* _Work to be completed_: Copy every line in the records below that contains the word "Favorites".

* _Exercise inputs_:
— START —

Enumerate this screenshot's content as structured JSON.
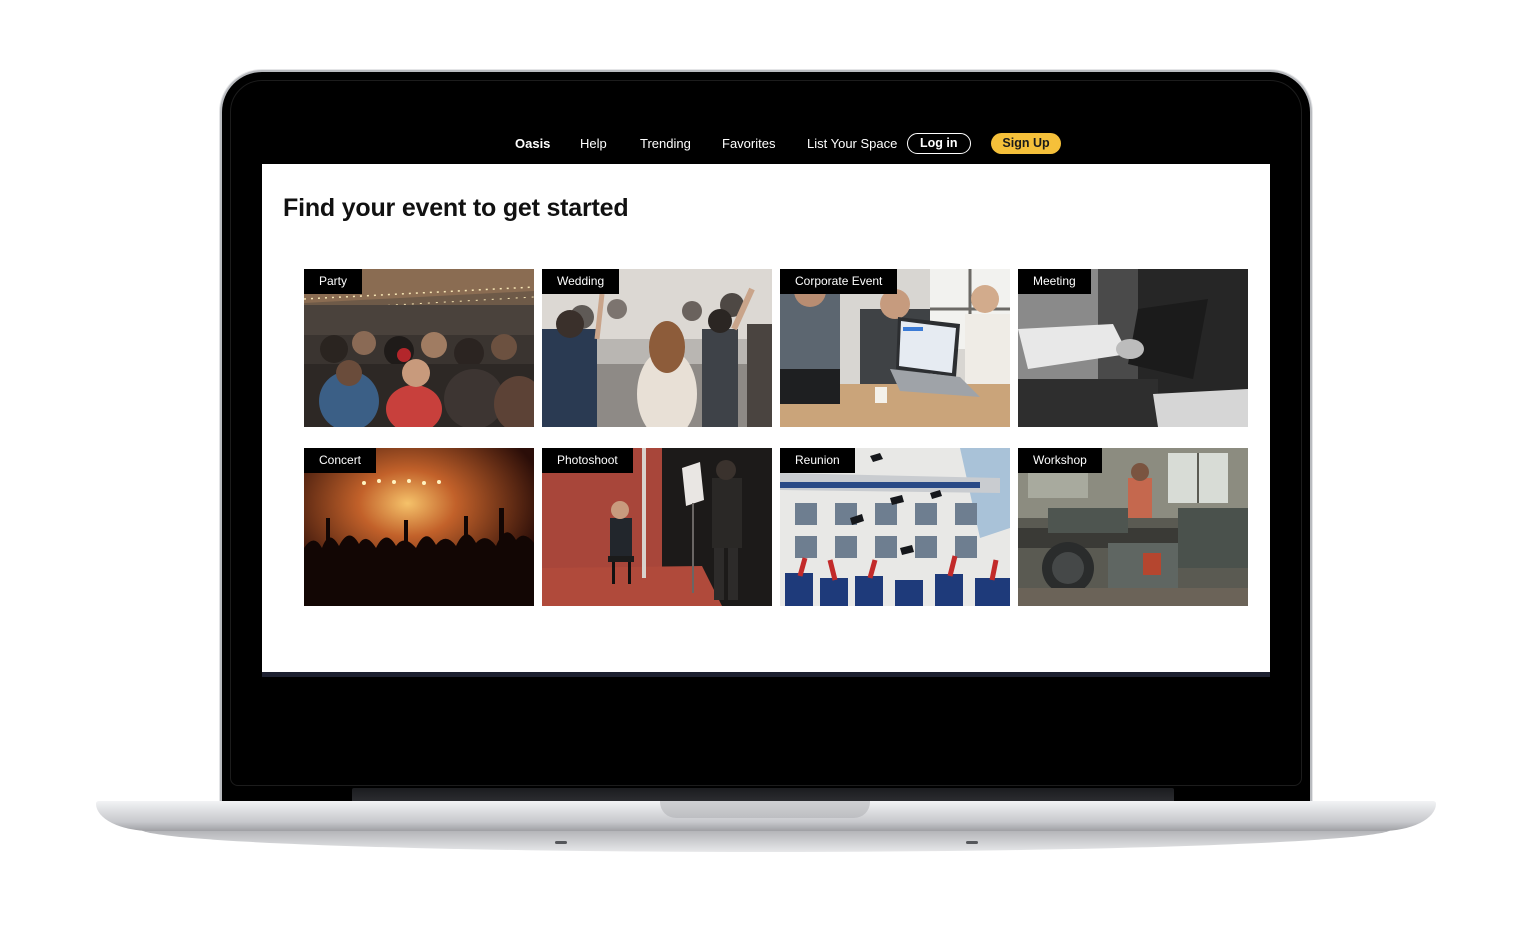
{
  "nav": {
    "brand": "Oasis",
    "links": [
      "Help",
      "Trending",
      "Favorites",
      "List Your Space"
    ],
    "login_label": "Log in",
    "signup_label": "Sign Up",
    "signup_color": "#f5c03a"
  },
  "main": {
    "title": "Find your event to get started",
    "categories": [
      {
        "label": "Party",
        "photo": "party-crowd-photo"
      },
      {
        "label": "Wedding",
        "photo": "wedding-celebration-photo"
      },
      {
        "label": "Corporate Event",
        "photo": "laptop-meeting-photo"
      },
      {
        "label": "Meeting",
        "photo": "handshake-photo"
      },
      {
        "label": "Concert",
        "photo": "concert-crowd-photo"
      },
      {
        "label": "Photoshoot",
        "photo": "studio-photoshoot-photo"
      },
      {
        "label": "Reunion",
        "photo": "graduation-caps-photo"
      },
      {
        "label": "Workshop",
        "photo": "machine-workshop-photo"
      }
    ]
  }
}
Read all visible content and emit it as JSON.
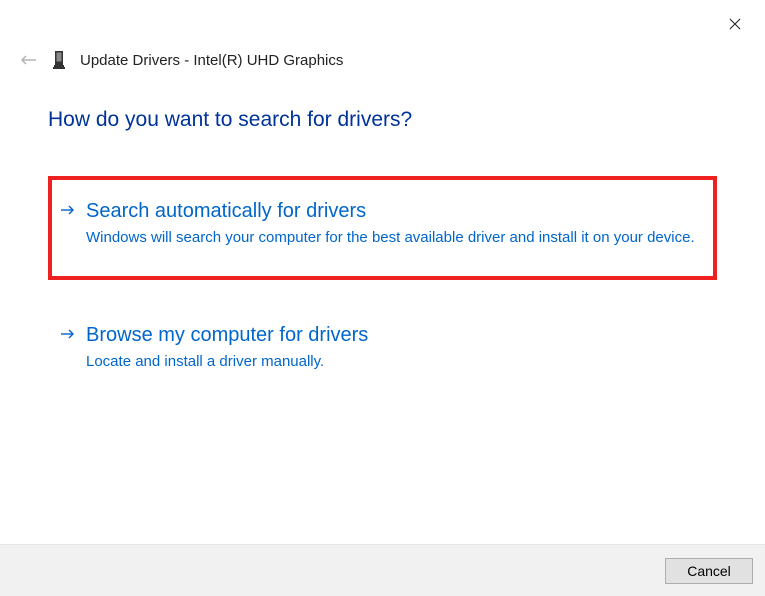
{
  "header": {
    "title": "Update Drivers - Intel(R) UHD Graphics"
  },
  "question": "How do you want to search for drivers?",
  "options": [
    {
      "title": "Search automatically for drivers",
      "desc": "Windows will search your computer for the best available driver and install it on your device."
    },
    {
      "title": "Browse my computer for drivers",
      "desc": "Locate and install a driver manually."
    }
  ],
  "footer": {
    "cancel_label": "Cancel"
  }
}
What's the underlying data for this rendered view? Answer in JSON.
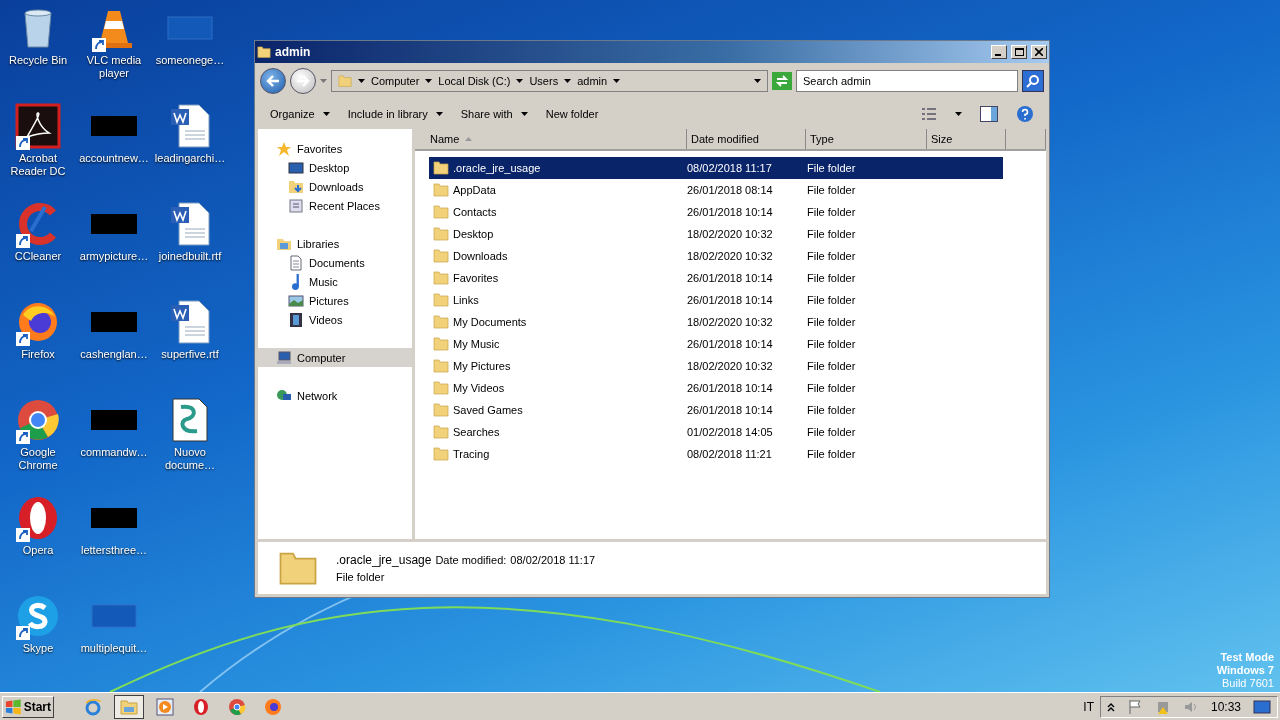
{
  "desktop_icons": [
    {
      "label": "Recycle Bin",
      "kind": "recycle",
      "shortcut": false
    },
    {
      "label": "Acrobat Reader DC",
      "kind": "acrobat",
      "shortcut": true
    },
    {
      "label": "CCleaner",
      "kind": "ccleaner",
      "shortcut": true
    },
    {
      "label": "Firefox",
      "kind": "firefox",
      "shortcut": true
    },
    {
      "label": "Google Chrome",
      "kind": "chrome",
      "shortcut": true
    },
    {
      "label": "Opera",
      "kind": "opera",
      "shortcut": true
    },
    {
      "label": "Skype",
      "kind": "skype",
      "shortcut": true
    },
    {
      "label": "VLC media player",
      "kind": "vlc",
      "shortcut": true
    },
    {
      "label": "accountnew…",
      "kind": "black",
      "shortcut": false
    },
    {
      "label": "armypicture…",
      "kind": "black",
      "shortcut": false
    },
    {
      "label": "cashenglan…",
      "kind": "black",
      "shortcut": false
    },
    {
      "label": "commandw…",
      "kind": "black",
      "shortcut": false
    },
    {
      "label": "lettersthree…",
      "kind": "black",
      "shortcut": false
    },
    {
      "label": "multiplequit…",
      "kind": "blank",
      "shortcut": false
    },
    {
      "label": "someonege…",
      "kind": "blank",
      "shortcut": false
    },
    {
      "label": "leadingarchi…",
      "kind": "word",
      "shortcut": false
    },
    {
      "label": "joinedbuilt.rtf",
      "kind": "word",
      "shortcut": false
    },
    {
      "label": "superfive.rtf",
      "kind": "word",
      "shortcut": false
    },
    {
      "label": "Nuovo docume…",
      "kind": "script",
      "shortcut": false
    }
  ],
  "window": {
    "title": "admin",
    "breadcrumb": [
      "Computer",
      "Local Disk (C:)",
      "Users",
      "admin"
    ],
    "search": {
      "placeholder": "Search admin"
    },
    "toolbar": [
      {
        "label": "Organize",
        "dropdown": true
      },
      {
        "label": "Include in library",
        "dropdown": true
      },
      {
        "label": "Share with",
        "dropdown": true
      },
      {
        "label": "New folder",
        "dropdown": false
      }
    ],
    "nav": [
      {
        "label": "Favorites",
        "kind": "star",
        "selected": false,
        "children": [
          {
            "label": "Desktop",
            "kind": "desktop",
            "selected": false
          },
          {
            "label": "Downloads",
            "kind": "downloads",
            "selected": false
          },
          {
            "label": "Recent Places",
            "kind": "recent",
            "selected": false
          }
        ]
      },
      {
        "label": "Libraries",
        "kind": "library",
        "selected": false,
        "children": [
          {
            "label": "Documents",
            "kind": "document",
            "selected": false
          },
          {
            "label": "Music",
            "kind": "music",
            "selected": false
          },
          {
            "label": "Pictures",
            "kind": "pictures",
            "selected": false
          },
          {
            "label": "Videos",
            "kind": "videos",
            "selected": false
          }
        ]
      },
      {
        "label": "Computer",
        "kind": "computer",
        "selected": true
      },
      {
        "label": "Network",
        "kind": "network",
        "selected": false
      }
    ],
    "columns": [
      {
        "label": "Name",
        "sorted": true
      },
      {
        "label": "Date modified",
        "sorted": false
      },
      {
        "label": "Type",
        "sorted": false
      },
      {
        "label": "Size",
        "sorted": false
      }
    ],
    "rows": [
      {
        "name": ".oracle_jre_usage",
        "date": "08/02/2018 11:17",
        "type": "File folder",
        "selected": true
      },
      {
        "name": "AppData",
        "date": "26/01/2018 08:14",
        "type": "File folder",
        "selected": false
      },
      {
        "name": "Contacts",
        "date": "26/01/2018 10:14",
        "type": "File folder",
        "selected": false
      },
      {
        "name": "Desktop",
        "date": "18/02/2020 10:32",
        "type": "File folder",
        "selected": false
      },
      {
        "name": "Downloads",
        "date": "18/02/2020 10:32",
        "type": "File folder",
        "selected": false
      },
      {
        "name": "Favorites",
        "date": "26/01/2018 10:14",
        "type": "File folder",
        "selected": false
      },
      {
        "name": "Links",
        "date": "26/01/2018 10:14",
        "type": "File folder",
        "selected": false
      },
      {
        "name": "My Documents",
        "date": "18/02/2020 10:32",
        "type": "File folder",
        "selected": false
      },
      {
        "name": "My Music",
        "date": "26/01/2018 10:14",
        "type": "File folder",
        "selected": false
      },
      {
        "name": "My Pictures",
        "date": "18/02/2020 10:32",
        "type": "File folder",
        "selected": false
      },
      {
        "name": "My Videos",
        "date": "26/01/2018 10:14",
        "type": "File folder",
        "selected": false
      },
      {
        "name": "Saved Games",
        "date": "26/01/2018 10:14",
        "type": "File folder",
        "selected": false
      },
      {
        "name": "Searches",
        "date": "01/02/2018 14:05",
        "type": "File folder",
        "selected": false
      },
      {
        "name": "Tracing",
        "date": "08/02/2018 11:21",
        "type": "File folder",
        "selected": false
      }
    ],
    "details": {
      "name": ".oracle_jre_usage",
      "date_label": "Date modified:",
      "date": "08/02/2018 11:17",
      "type": "File folder"
    }
  },
  "watermark_text": [
    "Test Mode",
    "Windows 7",
    "Build 7601"
  ],
  "taskbar": {
    "start": "Start",
    "apps": [
      {
        "kind": "ie",
        "selected": false
      },
      {
        "kind": "explorer",
        "selected": true
      },
      {
        "kind": "media",
        "selected": false
      },
      {
        "kind": "opera",
        "selected": false
      },
      {
        "kind": "chrome",
        "selected": false
      },
      {
        "kind": "firefox",
        "selected": false
      }
    ],
    "language": "IT",
    "clock": "10:33"
  }
}
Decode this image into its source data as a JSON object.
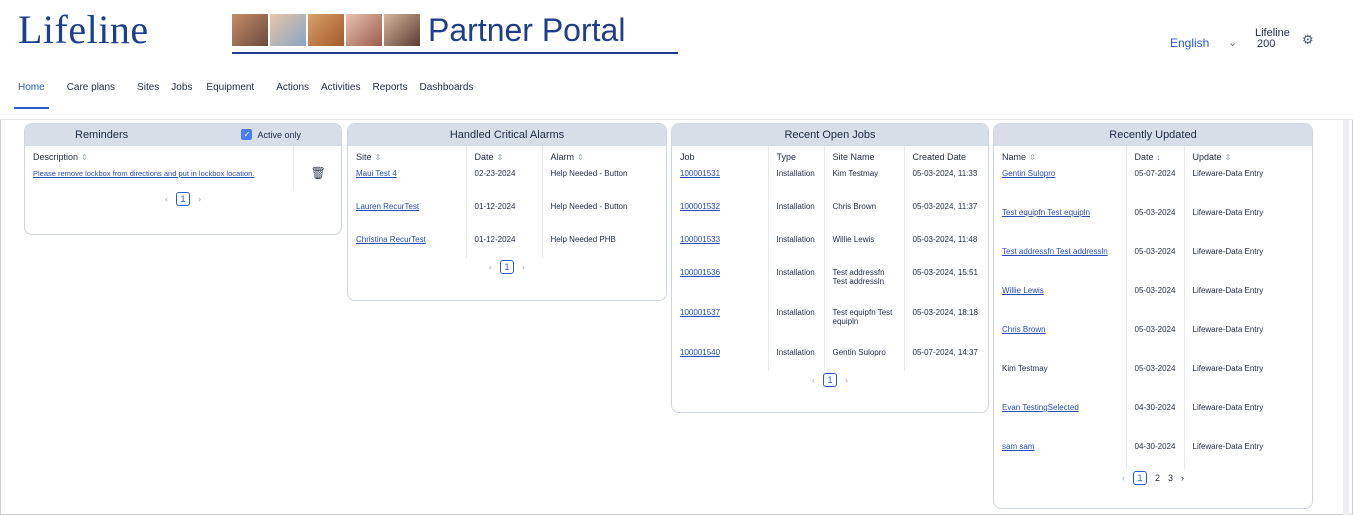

— END —

* _Exercise output_:
      "Favorites",
        "label": "Favorites",
        "name": "Favorites",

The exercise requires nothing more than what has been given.